### Objective
Omit any picture, and return the remaining data exactly as written.

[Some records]

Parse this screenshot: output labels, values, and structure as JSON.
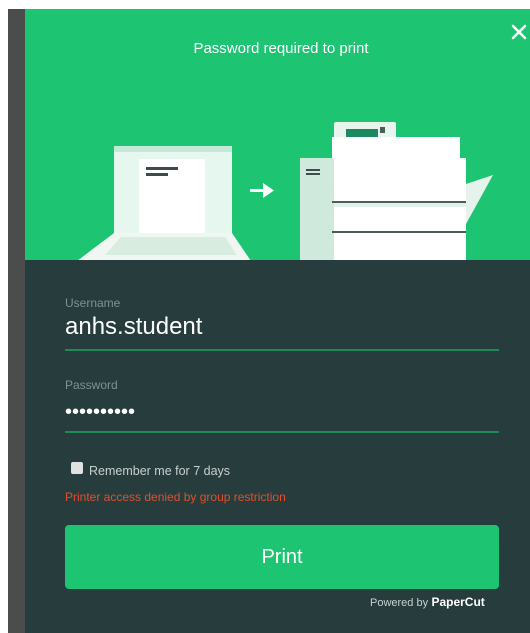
{
  "dialog": {
    "title": "Password required to print",
    "close_icon": "close-icon"
  },
  "form": {
    "username_label": "Username",
    "username_value": "anhs.student",
    "password_label": "Password",
    "password_value": "••••••••••",
    "remember_label": "Remember me for 7 days",
    "remember_checked": false,
    "error_message": "Printer access denied by group restriction",
    "print_button_label": "Print"
  },
  "footer": {
    "powered_by": "Powered by",
    "brand": "PaperCut"
  },
  "colors": {
    "accent": "#1dc471",
    "panel": "#273d3d",
    "error": "#e04f2b"
  }
}
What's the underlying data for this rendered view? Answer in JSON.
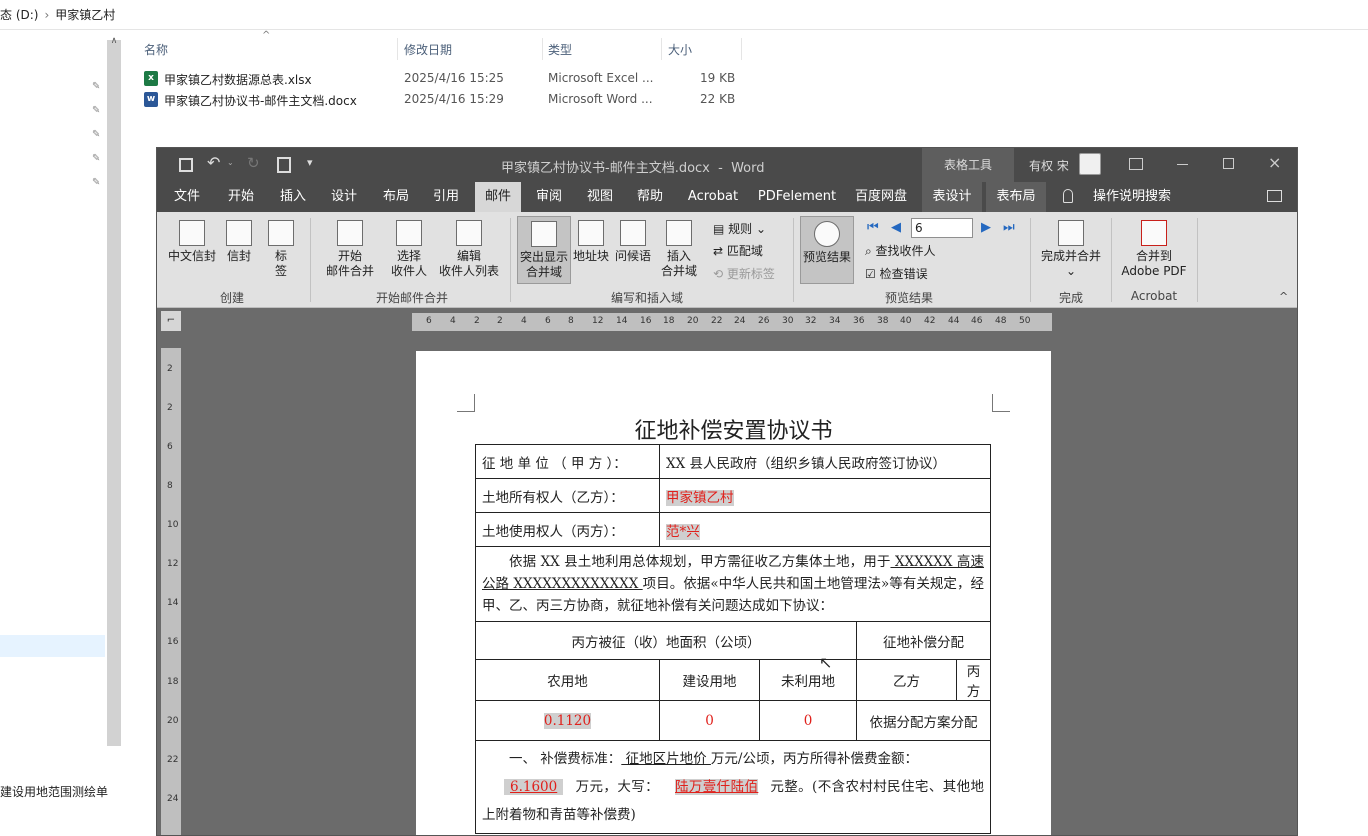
{
  "explorer": {
    "breadcrumb": [
      "态 (D:)",
      "›",
      "甲家镇乙村"
    ],
    "columns": {
      "name": "名称",
      "modified": "修改日期",
      "type": "类型",
      "size": "大小"
    },
    "files": [
      {
        "icon": "excel-icon",
        "name": "甲家镇乙村数据源总表.xlsx",
        "modified": "2025/4/16 15:25",
        "type": "Microsoft Excel ...",
        "size": "19 KB"
      },
      {
        "icon": "word-icon",
        "name": "甲家镇乙村协议书-邮件主文档.docx",
        "modified": "2025/4/16 15:29",
        "type": "Microsoft Word ...",
        "size": "22 KB"
      }
    ],
    "side_text": "建设用地范围测绘单"
  },
  "word": {
    "title": "甲家镇乙村协议书-邮件主文档.docx  -  Word",
    "table_tools": "表格工具",
    "user": "有权 宋",
    "tabs": [
      "文件",
      "开始",
      "插入",
      "设计",
      "布局",
      "引用",
      "邮件",
      "审阅",
      "视图",
      "帮助",
      "Acrobat",
      "PDFelement",
      "百度网盘",
      "表设计",
      "表布局",
      "操作说明搜索"
    ],
    "ribbon": {
      "create": {
        "label": "创建",
        "buttons": [
          "中文信封",
          "信封",
          "标\n签"
        ]
      },
      "start_merge": {
        "label": "开始邮件合并",
        "buttons": [
          "开始\n邮件合并",
          "选择\n收件人",
          "编辑\n收件人列表"
        ]
      },
      "write_insert": {
        "label": "编写和插入域",
        "buttons": [
          "突出显示\n合并域",
          "地址块",
          "问候语",
          "插入\n合并域"
        ],
        "small": [
          "规则",
          "匹配域",
          "更新标签"
        ]
      },
      "preview": {
        "label": "预览结果",
        "button": "预览结果",
        "record": "6",
        "small": [
          "查找收件人",
          "检查错误"
        ]
      },
      "finish": {
        "label": "完成",
        "button": "完成并合并"
      },
      "acrobat": {
        "label": "Acrobat",
        "button": "合并到\nAdobe PDF"
      }
    },
    "hruler_labels": [
      "6",
      "4",
      "2",
      "2",
      "4",
      "6",
      "8",
      "12",
      "14",
      "16",
      "18",
      "20",
      "22",
      "24",
      "26",
      "30",
      "32",
      "34",
      "36",
      "38",
      "40",
      "42",
      "44",
      "46",
      "48",
      "50"
    ],
    "vruler_labels": [
      "2",
      "2",
      "6",
      "8",
      "10",
      "12",
      "14",
      "16",
      "18",
      "20",
      "22",
      "24"
    ]
  },
  "document": {
    "title": "征地补偿安置协议书",
    "party_a_label": "征 地 单 位 （ 甲 方 ）：",
    "party_a_value": "XX 县人民政府（组织乡镇人民政府签订协议）",
    "party_b_label": "土地所有权人（乙方）：",
    "party_b_value": "甲家镇乙村",
    "party_c_label": "土地使用权人（丙方）：",
    "party_c_value": "范*兴",
    "para_1": "依据 XX 县土地利用总体规划，甲方需征收乙方集体土地，用于",
    "para_1_link": " XXXXXX 高速公路 XXXXXXXXXXXXX ",
    "para_1_tail": "项目。依据«中华人民共和国土地管理法»等有关规定，经甲、乙、丙三方协商，就征地补偿有关问题达成如下协议：",
    "area_header": "丙方被征（收）地面积（公顷）",
    "comp_header": "征地补偿分配",
    "cols": [
      "农用地",
      "建设用地",
      "未利用地",
      "乙方",
      "丙方"
    ],
    "values": [
      "0.1120",
      "0",
      "0"
    ],
    "alloc": "依据分配方案分配",
    "comp_1": "一、 补偿费标准：",
    "comp_price": " 征地区片地价 ",
    "comp_2": "万元/公顷，丙方所得补偿费金额：",
    "comp_amount": "6.1600",
    "comp_3": "万元，大写：",
    "comp_upper": "陆万壹仟陆佰",
    "comp_4": "元整。(不含农村村民住宅、其他地上附着物和青苗等补偿费)"
  }
}
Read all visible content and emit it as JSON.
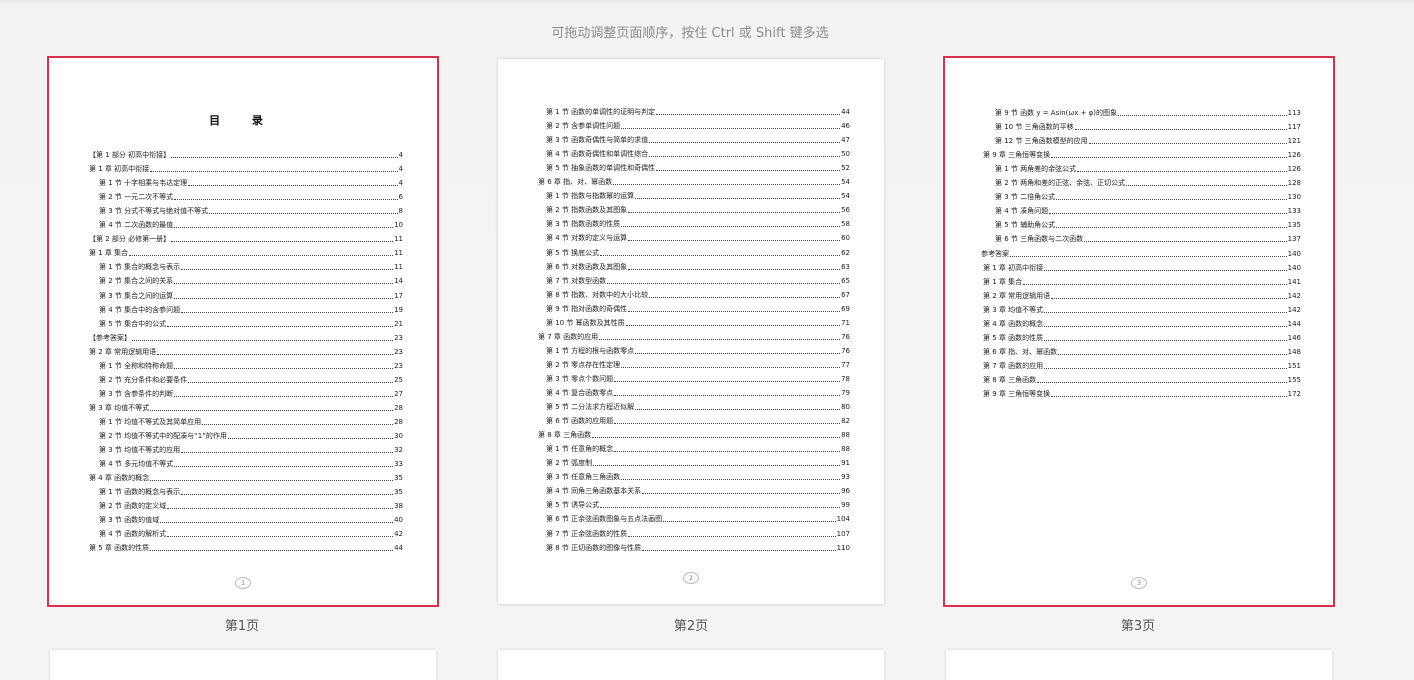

### Solution for this problem
Parse this screenshot: output labels, values, and structure as JSON.
{
  "dialog": {
    "title": "Password required to print",
    "close_icon": "close-icon"
  },
  "form": {
    "username_label": "Username",
    "username_value": "anhs.student",
    "password_label": "Password",
    "password_value": "••••••••••",
    "remember_label": "Remember me for 7 days",
    "remember_checked": false,
    "error_message": "Printer access denied by group restriction",
    "print_button_label": "Print"
  },
  "footer": {
    "powered_by": "Powered by",
    "brand": "PaperCut"
  },
  "colors": {
    "accent": "#1dc471",
    "panel": "#273d3d",
    "error": "#e04f2b"
  }
}
What's the underlying data for this rendered view? Answer in JSON.
{
  "explorer": {
    "breadcrumb": [
      "态 (D:)",
      "›",
      "甲家镇乙村"
    ],
    "columns": {
      "name": "名称",
      "modified": "修改日期",
      "type": "类型",
      "size": "大小"
    },
    "files": [
      {
        "icon": "excel-icon",
        "name": "甲家镇乙村数据源总表.xlsx",
        "modified": "2025/4/16 15:25",
        "type": "Microsoft Excel ...",
        "size": "19 KB"
      },
      {
        "icon": "word-icon",
        "name": "甲家镇乙村协议书-邮件主文档.docx",
        "modified": "2025/4/16 15:29",
        "type": "Microsoft Word ...",
        "size": "22 KB"
      }
    ],
    "side_text": "建设用地范围测绘单"
  },
  "word": {
    "title": "甲家镇乙村协议书-邮件主文档.docx  -  Word",
    "table_tools": "表格工具",
    "user": "有权 宋",
    "tabs": [
      "文件",
      "开始",
      "插入",
      "设计",
      "布局",
      "引用",
      "邮件",
      "审阅",
      "视图",
      "帮助",
      "Acrobat",
      "PDFelement",
      "百度网盘",
      "表设计",
      "表布局",
      "操作说明搜索"
    ],
    "ribbon": {
      "create": {
        "label": "创建",
        "buttons": [
          "中文信封",
          "信封",
          "标\n签"
        ]
      },
      "start_merge": {
        "label": "开始邮件合并",
        "buttons": [
          "开始\n邮件合并",
          "选择\n收件人",
          "编辑\n收件人列表"
        ]
      },
      "write_insert": {
        "label": "编写和插入域",
        "buttons": [
          "突出显示\n合并域",
          "地址块",
          "问候语",
          "插入\n合并域"
        ],
        "small": [
          "规则",
          "匹配域",
          "更新标签"
        ]
      },
      "preview": {
        "label": "预览结果",
        "button": "预览结果",
        "record": "6",
        "small": [
          "查找收件人",
          "检查错误"
        ]
      },
      "finish": {
        "label": "完成",
        "button": "完成并合并"
      },
      "acrobat": {
        "label": "Acrobat",
        "button": "合并到\nAdobe PDF"
      }
    },
    "hruler_labels": [
      "6",
      "4",
      "2",
      "2",
      "4",
      "6",
      "8",
      "12",
      "14",
      "16",
      "18",
      "20",
      "22",
      "24",
      "26",
      "30",
      "32",
      "34",
      "36",
      "38",
      "40",
      "42",
      "44",
      "46",
      "48",
      "50"
    ],
    "vruler_labels": [
      "2",
      "2",
      "6",
      "8",
      "10",
      "12",
      "14",
      "16",
      "18",
      "20",
      "22",
      "24"
    ]
  },
  "document": {
    "title": "征地补偿安置协议书",
    "party_a_label": "征 地 单 位 （ 甲 方 ）：",
    "party_a_value": "XX 县人民政府（组织乡镇人民政府签订协议）",
    "party_b_label": "土地所有权人（乙方）：",
    "party_b_value": "甲家镇乙村",
    "party_c_label": "土地使用权人（丙方）：",
    "party_c_value": "范*兴",
    "para_1": "依据 XX 县土地利用总体规划，甲方需征收乙方集体土地，用于",
    "para_1_link": " XXXXXX 高速公路 XXXXXXXXXXXXX ",
    "para_1_tail": "项目。依据«中华人民共和国土地管理法»等有关规定，经甲、乙、丙三方协商，就征地补偿有关问题达成如下协议：",
    "area_header": "丙方被征（收）地面积（公顷）",
    "comp_header": "征地补偿分配",
    "cols": [
      "农用地",
      "建设用地",
      "未利用地",
      "乙方",
      "丙方"
    ],
    "values": [
      "0.1120",
      "0",
      "0"
    ],
    "alloc": "依据分配方案分配",
    "comp_1": "一、 补偿费标准：",
    "comp_price": " 征地区片地价 ",
    "comp_2": "万元/公顷，丙方所得补偿费金额：",
    "comp_amount": "6.1600",
    "comp_3": "万元，大写：",
    "comp_upper": "陆万壹仟陆佰",
    "comp_4": "元整。(不含农村村民住宅、其他地上附着物和青苗等补偿费)"
  }
}
Read all visible content and emit it as JSON.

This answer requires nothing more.